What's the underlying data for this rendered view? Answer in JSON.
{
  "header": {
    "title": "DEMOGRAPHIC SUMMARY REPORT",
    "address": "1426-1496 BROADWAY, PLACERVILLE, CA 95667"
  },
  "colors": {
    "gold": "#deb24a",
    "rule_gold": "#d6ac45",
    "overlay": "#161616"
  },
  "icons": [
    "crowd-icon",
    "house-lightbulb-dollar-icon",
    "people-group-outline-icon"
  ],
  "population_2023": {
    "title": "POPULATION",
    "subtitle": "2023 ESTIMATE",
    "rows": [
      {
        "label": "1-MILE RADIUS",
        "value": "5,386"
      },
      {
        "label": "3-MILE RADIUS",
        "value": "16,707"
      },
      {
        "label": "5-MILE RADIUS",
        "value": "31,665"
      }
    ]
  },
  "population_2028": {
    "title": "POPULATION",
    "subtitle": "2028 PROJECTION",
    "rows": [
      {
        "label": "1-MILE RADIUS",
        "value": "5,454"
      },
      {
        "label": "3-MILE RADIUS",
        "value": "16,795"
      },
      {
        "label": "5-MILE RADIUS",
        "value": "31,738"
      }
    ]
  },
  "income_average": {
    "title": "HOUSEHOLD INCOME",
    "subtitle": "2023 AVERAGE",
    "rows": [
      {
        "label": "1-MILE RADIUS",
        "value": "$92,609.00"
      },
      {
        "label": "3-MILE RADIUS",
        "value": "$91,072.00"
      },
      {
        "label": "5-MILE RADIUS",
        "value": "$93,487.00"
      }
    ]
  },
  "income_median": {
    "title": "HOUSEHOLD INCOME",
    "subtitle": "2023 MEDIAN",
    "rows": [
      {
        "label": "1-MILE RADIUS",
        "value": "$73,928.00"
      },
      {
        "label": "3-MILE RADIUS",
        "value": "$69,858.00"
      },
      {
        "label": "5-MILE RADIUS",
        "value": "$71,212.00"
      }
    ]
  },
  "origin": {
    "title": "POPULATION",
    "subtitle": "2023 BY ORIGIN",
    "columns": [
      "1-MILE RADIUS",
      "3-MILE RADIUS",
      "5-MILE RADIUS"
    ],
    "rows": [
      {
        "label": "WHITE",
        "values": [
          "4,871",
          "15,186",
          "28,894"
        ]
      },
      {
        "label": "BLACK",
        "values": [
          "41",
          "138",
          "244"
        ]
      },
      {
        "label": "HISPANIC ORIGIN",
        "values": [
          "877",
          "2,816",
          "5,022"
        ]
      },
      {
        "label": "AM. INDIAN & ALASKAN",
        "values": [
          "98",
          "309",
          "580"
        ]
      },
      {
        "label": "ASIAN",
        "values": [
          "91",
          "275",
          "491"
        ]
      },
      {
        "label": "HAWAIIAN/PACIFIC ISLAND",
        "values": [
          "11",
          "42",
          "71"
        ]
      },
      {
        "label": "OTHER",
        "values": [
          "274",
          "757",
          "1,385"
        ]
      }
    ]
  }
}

# [GIVEN REQUEST]
Give the data again, exactly as it stands.

# [CORRECT OUTPUT]
What's the underlying data for this rendered view? Answer in JSON.
{
  "header": {
    "title": "DEMOGRAPHIC SUMMARY REPORT",
    "address": "1426-1496 BROADWAY, PLACERVILLE, CA 95667"
  },
  "colors": {
    "gold": "#deb24a",
    "rule_gold": "#d6ac45",
    "overlay": "#161616"
  },
  "icons": [
    "crowd-icon",
    "house-lightbulb-dollar-icon",
    "people-group-outline-icon"
  ],
  "population_2023": {
    "title": "POPULATION",
    "subtitle": "2023 ESTIMATE",
    "rows": [
      {
        "label": "1-MILE RADIUS",
        "value": "5,386"
      },
      {
        "label": "3-MILE RADIUS",
        "value": "16,707"
      },
      {
        "label": "5-MILE RADIUS",
        "value": "31,665"
      }
    ]
  },
  "population_2028": {
    "title": "POPULATION",
    "subtitle": "2028 PROJECTION",
    "rows": [
      {
        "label": "1-MILE RADIUS",
        "value": "5,454"
      },
      {
        "label": "3-MILE RADIUS",
        "value": "16,795"
      },
      {
        "label": "5-MILE RADIUS",
        "value": "31,738"
      }
    ]
  },
  "income_average": {
    "title": "HOUSEHOLD INCOME",
    "subtitle": "2023 AVERAGE",
    "rows": [
      {
        "label": "1-MILE RADIUS",
        "value": "$92,609.00"
      },
      {
        "label": "3-MILE RADIUS",
        "value": "$91,072.00"
      },
      {
        "label": "5-MILE RADIUS",
        "value": "$93,487.00"
      }
    ]
  },
  "income_median": {
    "title": "HOUSEHOLD INCOME",
    "subtitle": "2023 MEDIAN",
    "rows": [
      {
        "label": "1-MILE RADIUS",
        "value": "$73,928.00"
      },
      {
        "label": "3-MILE RADIUS",
        "value": "$69,858.00"
      },
      {
        "label": "5-MILE RADIUS",
        "value": "$71,212.00"
      }
    ]
  },
  "origin": {
    "title": "POPULATION",
    "subtitle": "2023 BY ORIGIN",
    "columns": [
      "1-MILE RADIUS",
      "3-MILE RADIUS",
      "5-MILE RADIUS"
    ],
    "rows": [
      {
        "label": "WHITE",
        "values": [
          "4,871",
          "15,186",
          "28,894"
        ]
      },
      {
        "label": "BLACK",
        "values": [
          "41",
          "138",
          "244"
        ]
      },
      {
        "label": "HISPANIC ORIGIN",
        "values": [
          "877",
          "2,816",
          "5,022"
        ]
      },
      {
        "label": "AM. INDIAN & ALASKAN",
        "values": [
          "98",
          "309",
          "580"
        ]
      },
      {
        "label": "ASIAN",
        "values": [
          "91",
          "275",
          "491"
        ]
      },
      {
        "label": "HAWAIIAN/PACIFIC ISLAND",
        "values": [
          "11",
          "42",
          "71"
        ]
      },
      {
        "label": "OTHER",
        "values": [
          "274",
          "757",
          "1,385"
        ]
      }
    ]
  }
}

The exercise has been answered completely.